Objective: What lines of the data hold the string "JSON"? Pull each one out.

Given records:
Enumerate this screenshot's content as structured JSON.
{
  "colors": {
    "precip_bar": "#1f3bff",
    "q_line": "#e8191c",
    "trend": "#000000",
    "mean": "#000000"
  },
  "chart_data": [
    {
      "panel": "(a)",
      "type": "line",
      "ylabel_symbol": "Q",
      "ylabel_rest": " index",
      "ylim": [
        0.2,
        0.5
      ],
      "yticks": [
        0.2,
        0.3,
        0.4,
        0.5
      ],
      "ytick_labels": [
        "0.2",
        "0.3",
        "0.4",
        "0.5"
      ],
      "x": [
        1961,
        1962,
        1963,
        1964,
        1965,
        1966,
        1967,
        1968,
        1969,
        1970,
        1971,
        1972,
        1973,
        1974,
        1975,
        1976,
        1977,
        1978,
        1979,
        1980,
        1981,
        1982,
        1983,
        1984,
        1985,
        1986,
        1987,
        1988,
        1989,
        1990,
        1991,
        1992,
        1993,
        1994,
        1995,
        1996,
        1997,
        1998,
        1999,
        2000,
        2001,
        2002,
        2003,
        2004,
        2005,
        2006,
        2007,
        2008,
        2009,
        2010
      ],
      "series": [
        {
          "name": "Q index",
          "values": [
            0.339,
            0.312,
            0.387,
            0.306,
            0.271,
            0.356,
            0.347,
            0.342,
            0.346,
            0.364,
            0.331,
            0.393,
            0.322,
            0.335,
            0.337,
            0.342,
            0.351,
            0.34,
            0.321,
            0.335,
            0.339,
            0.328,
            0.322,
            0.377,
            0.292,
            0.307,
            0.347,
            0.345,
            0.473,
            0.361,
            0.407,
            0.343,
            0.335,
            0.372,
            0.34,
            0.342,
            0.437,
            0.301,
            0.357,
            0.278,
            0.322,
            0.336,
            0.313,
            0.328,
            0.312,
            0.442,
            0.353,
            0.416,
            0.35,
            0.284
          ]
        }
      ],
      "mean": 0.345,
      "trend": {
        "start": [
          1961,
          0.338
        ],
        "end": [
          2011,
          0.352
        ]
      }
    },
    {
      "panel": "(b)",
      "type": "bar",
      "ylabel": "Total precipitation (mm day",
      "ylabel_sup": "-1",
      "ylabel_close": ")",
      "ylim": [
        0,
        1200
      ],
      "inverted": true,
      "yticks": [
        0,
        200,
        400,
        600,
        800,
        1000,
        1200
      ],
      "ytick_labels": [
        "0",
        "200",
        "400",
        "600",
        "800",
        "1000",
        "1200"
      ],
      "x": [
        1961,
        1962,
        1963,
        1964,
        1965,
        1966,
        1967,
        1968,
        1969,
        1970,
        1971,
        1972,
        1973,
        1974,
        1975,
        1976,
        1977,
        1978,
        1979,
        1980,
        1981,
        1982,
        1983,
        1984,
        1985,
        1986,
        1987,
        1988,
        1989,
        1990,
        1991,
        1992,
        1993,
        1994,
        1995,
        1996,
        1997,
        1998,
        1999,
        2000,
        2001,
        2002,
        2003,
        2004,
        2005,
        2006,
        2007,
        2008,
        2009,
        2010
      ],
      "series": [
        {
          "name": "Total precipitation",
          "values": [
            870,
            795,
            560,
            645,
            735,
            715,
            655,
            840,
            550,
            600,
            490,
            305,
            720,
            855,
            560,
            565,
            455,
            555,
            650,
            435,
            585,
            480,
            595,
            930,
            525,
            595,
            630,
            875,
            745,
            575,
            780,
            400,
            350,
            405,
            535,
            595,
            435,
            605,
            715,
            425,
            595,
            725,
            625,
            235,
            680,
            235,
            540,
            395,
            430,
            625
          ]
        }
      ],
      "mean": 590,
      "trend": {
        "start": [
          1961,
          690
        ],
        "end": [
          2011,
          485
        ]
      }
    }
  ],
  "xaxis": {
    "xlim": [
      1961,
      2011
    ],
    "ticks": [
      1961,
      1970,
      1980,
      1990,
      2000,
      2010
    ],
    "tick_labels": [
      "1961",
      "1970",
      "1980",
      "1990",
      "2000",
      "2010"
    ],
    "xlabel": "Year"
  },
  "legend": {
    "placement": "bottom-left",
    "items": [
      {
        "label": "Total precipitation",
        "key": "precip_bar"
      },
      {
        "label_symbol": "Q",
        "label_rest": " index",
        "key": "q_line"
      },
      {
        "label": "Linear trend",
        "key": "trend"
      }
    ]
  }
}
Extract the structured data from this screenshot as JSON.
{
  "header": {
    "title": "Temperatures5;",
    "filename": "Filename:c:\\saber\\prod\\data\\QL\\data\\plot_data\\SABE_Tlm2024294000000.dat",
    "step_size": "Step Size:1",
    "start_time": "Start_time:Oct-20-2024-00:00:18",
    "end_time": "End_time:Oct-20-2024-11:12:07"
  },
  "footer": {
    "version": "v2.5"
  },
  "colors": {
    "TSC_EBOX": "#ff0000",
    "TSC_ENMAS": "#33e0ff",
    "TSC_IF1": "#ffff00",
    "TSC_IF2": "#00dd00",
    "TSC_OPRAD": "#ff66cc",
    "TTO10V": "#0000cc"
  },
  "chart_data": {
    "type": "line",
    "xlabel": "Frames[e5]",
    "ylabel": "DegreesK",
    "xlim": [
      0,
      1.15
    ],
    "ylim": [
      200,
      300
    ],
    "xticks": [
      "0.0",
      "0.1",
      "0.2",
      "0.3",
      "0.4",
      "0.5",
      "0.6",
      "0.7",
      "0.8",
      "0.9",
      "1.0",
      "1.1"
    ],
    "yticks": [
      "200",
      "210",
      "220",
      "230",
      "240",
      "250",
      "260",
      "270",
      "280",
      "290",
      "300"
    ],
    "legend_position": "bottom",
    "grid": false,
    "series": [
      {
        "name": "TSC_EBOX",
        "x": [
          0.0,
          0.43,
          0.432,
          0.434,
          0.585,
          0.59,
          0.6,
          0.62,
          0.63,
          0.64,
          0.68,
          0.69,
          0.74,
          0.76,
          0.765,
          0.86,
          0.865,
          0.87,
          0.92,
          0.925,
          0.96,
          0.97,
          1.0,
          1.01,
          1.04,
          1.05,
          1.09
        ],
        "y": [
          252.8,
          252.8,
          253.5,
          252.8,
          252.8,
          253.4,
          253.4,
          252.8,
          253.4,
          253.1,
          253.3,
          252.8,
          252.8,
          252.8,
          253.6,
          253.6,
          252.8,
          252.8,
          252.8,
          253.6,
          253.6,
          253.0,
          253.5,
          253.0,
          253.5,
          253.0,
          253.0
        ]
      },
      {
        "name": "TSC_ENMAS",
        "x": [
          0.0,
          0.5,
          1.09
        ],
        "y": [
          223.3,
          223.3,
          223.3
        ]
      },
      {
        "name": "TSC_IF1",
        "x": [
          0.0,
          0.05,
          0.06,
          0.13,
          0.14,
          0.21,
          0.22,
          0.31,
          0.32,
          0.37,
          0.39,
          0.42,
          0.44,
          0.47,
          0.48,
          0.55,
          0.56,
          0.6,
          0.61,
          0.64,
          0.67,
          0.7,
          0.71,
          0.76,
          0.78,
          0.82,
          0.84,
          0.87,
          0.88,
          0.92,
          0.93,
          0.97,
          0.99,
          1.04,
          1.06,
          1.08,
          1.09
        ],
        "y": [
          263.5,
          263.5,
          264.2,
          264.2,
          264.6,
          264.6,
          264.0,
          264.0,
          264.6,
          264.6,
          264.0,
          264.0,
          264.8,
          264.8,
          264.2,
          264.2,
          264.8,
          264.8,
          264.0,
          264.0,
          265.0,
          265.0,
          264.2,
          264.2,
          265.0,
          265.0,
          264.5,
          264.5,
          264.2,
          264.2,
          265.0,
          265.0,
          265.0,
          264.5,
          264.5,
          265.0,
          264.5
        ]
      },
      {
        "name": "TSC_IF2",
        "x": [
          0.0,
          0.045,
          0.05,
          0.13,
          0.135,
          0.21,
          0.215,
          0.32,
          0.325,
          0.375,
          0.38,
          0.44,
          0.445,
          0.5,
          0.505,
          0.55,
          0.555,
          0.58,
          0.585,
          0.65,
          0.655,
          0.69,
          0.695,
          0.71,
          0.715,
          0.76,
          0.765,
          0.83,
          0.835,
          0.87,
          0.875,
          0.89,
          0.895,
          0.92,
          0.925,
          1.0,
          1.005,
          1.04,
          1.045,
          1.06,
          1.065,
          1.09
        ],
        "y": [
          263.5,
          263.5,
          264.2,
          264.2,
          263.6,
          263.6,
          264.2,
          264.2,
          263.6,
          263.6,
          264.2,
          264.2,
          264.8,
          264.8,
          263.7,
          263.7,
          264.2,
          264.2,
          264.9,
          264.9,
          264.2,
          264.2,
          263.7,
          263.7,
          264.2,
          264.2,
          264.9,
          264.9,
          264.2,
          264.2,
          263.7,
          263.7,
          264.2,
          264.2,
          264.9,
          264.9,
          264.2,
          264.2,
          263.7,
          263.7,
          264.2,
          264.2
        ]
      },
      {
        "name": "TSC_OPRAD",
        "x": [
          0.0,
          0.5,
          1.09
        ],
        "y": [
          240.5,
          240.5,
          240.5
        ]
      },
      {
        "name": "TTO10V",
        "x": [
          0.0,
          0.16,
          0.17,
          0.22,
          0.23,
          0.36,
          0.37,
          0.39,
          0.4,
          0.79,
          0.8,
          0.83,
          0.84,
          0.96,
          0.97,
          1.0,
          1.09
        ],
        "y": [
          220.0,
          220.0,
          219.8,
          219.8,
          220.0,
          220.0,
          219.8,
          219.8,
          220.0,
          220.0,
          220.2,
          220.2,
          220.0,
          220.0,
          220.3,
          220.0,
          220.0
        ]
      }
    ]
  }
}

Answer to this task:
Enumerate this screenshot's content as structured JSON.
Extract the structured data from this screenshot as JSON.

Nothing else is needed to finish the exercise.